» **Exercise details**:
Every record below should be transcribed exactly. Omit the images.

» **Task inputs**:
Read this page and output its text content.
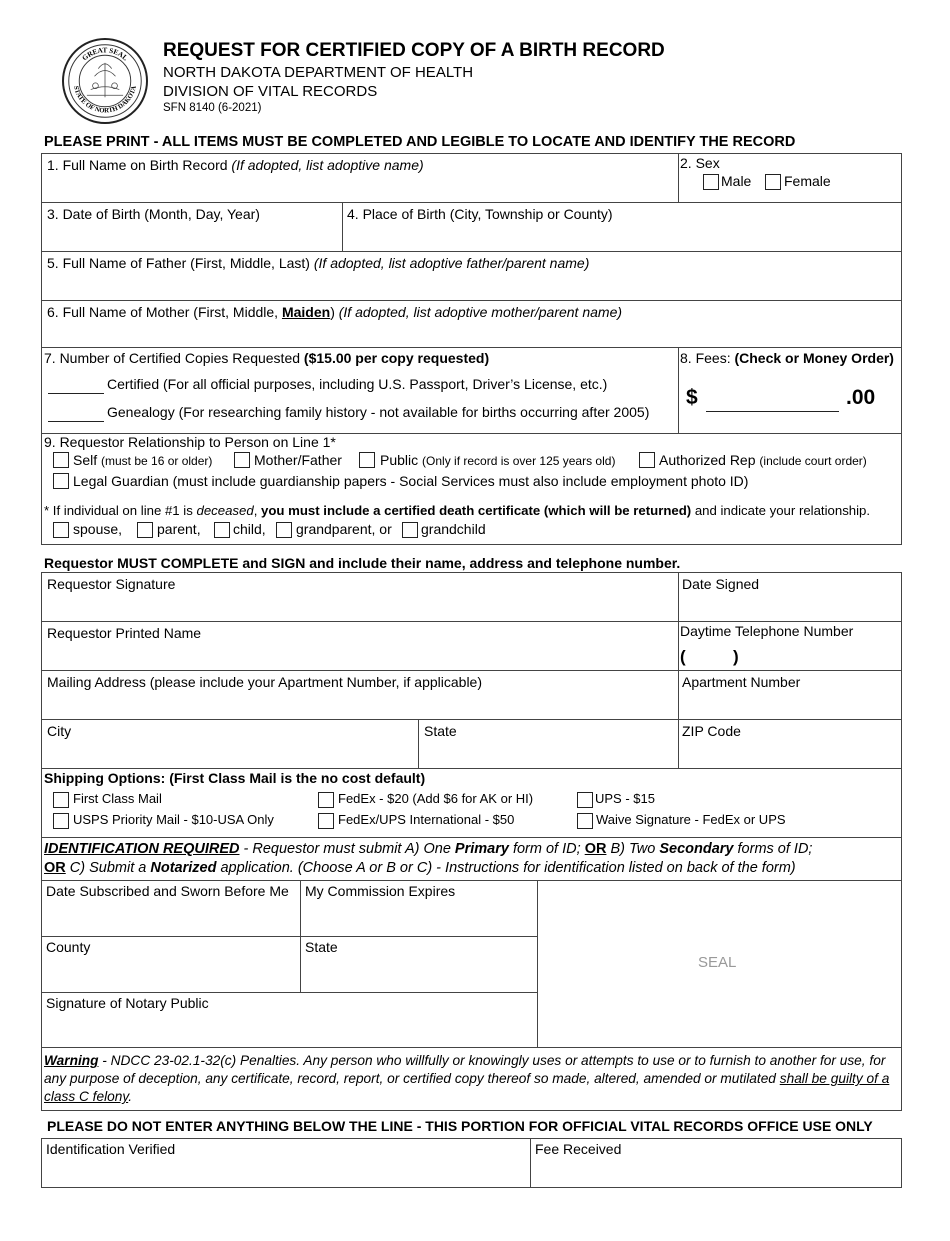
GREAT SEAL
STATE OF NORTH DAKOTA
REQUEST FOR CERTIFIED COPY OF A BIRTH RECORD
NORTH DAKOTA DEPARTMENT OF HEALTH
DIVISION OF VITAL RECORDS
SFN 8140 (6-2021)
PLEASE PRINT - ALL ITEMS MUST BE COMPLETED AND LEGIBLE TO LOCATE AND IDENTIFY THE RECORD
1. Full Name on Birth Record (If adopted, list adoptive name)	2. Sex
Male Female
3. Date of Birth (Month, Day, Year)	4. Place of Birth (City, Township or County)
5. Full Name of Father (First, Middle, Last) (If adopted, list adoptive father/parent name)
6. Full Name of Mother (First, Middle, Maiden) (If adopted, list adoptive mother/parent name)
7. Number of Certified Copies Requested ($15.00 per copy requested)
Certified (For all official purposes, including U.S. Passport, Driver’s License, etc.)
Genealogy (For researching family history - not available for births occurring after 2005)
8. Fees: (Check or Money Order)
$	.00
9. Requestor Relationship to Person on Line 1*
Self (must be 16 or older)	Mother/Father	Public (Only if record is over 125 years old)	Authorized Rep (include court order)
Legal Guardian (must include guardianship papers - Social Services must also include employment photo ID)
* If individual on line #1 is deceased, you must include a certified death certificate (which will be returned) and indicate your relationship.
spouse, parent, child, grandparent, or grandchild
Requestor MUST COMPLETE and SIGN and include their name, address and telephone number.
Requestor Signature	Date Signed
Requestor Printed Name	Daytime Telephone Number
(	)
Mailing Address (please include your Apartment Number, if applicable)	Apartment Number
City	State	ZIP Code
Shipping Options: (First Class Mail is the no cost default)
First Class Mail	FedEx - $20 (Add $6 for AK or HI)	UPS - $15
USPS Priority Mail - $10-USA Only	FedEx/UPS International - $50	Waive Signature - FedEx or UPS
IDENTIFICATION REQUIRED - Requestor must submit A) One Primary form of ID; OR B) Two Secondary forms of ID;
OR C) Submit a Notarized application. (Choose A or B or C) - Instructions for identification listed on back of the form)
Date Subscribed and Sworn Before Me My Commission Expires
County	State
Signature of Notary Public
SEAL
Warning - NDCC 23-02.1-32(c) Penalties. Any person who willfully or knowingly uses or attempts to use or to furnish to another for use, for any purpose of deception, any certificate, record, report, or certified copy thereof so made, altered, amended or mutilated shall be guilty of a class C felony.
PLEASE DO NOT ENTER ANYTHING BELOW THE LINE - THIS PORTION FOR OFFICIAL VITAL RECORDS OFFICE USE ONLY
Identification Verified	Fee Received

» **Solved exercise**:
Read this page and output its text content.
GREAT SEAL
STATE OF NORTH DAKOTA
REQUEST FOR CERTIFIED COPY OF A BIRTH RECORD
NORTH DAKOTA DEPARTMENT OF HEALTH
DIVISION OF VITAL RECORDS
SFN 8140 (6-2021)
PLEASE PRINT - ALL ITEMS MUST BE COMPLETED AND LEGIBLE TO LOCATE AND IDENTIFY THE RECORD
1. Full Name on Birth Record (If adopted, list adoptive name)	2. Sex
Male Female
3. Date of Birth (Month, Day, Year)	4. Place of Birth (City, Township or County)
5. Full Name of Father (First, Middle, Last) (If adopted, list adoptive father/parent name)
6. Full Name of Mother (First, Middle, Maiden) (If adopted, list adoptive mother/parent name)
7. Number of Certified Copies Requested ($15.00 per copy requested)
Certified (For all official purposes, including U.S. Passport, Driver’s License, etc.)
Genealogy (For researching family history - not available for births occurring after 2005)
8. Fees: (Check or Money Order)
$	.00
9. Requestor Relationship to Person on Line 1*
Self (must be 16 or older)	Mother/Father	Public (Only if record is over 125 years old)	Authorized Rep (include court order)
Legal Guardian (must include guardianship papers - Social Services must also include employment photo ID)
* If individual on line #1 is deceased, you must include a certified death certificate (which will be returned) and indicate your relationship.
spouse, parent, child, grandparent, or grandchild
Requestor MUST COMPLETE and SIGN and include their name, address and telephone number.
Requestor Signature	Date Signed
Requestor Printed Name	Daytime Telephone Number
(	)
Mailing Address (please include your Apartment Number, if applicable)	Apartment Number
City	State	ZIP Code
Shipping Options: (First Class Mail is the no cost default)
First Class Mail	FedEx - $20 (Add $6 for AK or HI)	UPS - $15
USPS Priority Mail - $10-USA Only	FedEx/UPS International - $50	Waive Signature - FedEx or UPS
IDENTIFICATION REQUIRED - Requestor must submit A) One Primary form of ID; OR B) Two Secondary forms of ID;
OR C) Submit a Notarized application. (Choose A or B or C) - Instructions for identification listed on back of the form)
Date Subscribed and Sworn Before Me My Commission Expires
County	State
Signature of Notary Public
SEAL
Warning - NDCC 23-02.1-32(c) Penalties. Any person who willfully or knowingly uses or attempts to use or to furnish to another for use, for any purpose of deception, any certificate, record, report, or certified copy thereof so made, altered, amended or mutilated shall be guilty of a class C felony.
PLEASE DO NOT ENTER ANYTHING BELOW THE LINE - THIS PORTION FOR OFFICIAL VITAL RECORDS OFFICE USE ONLY
Identification Verified	Fee Received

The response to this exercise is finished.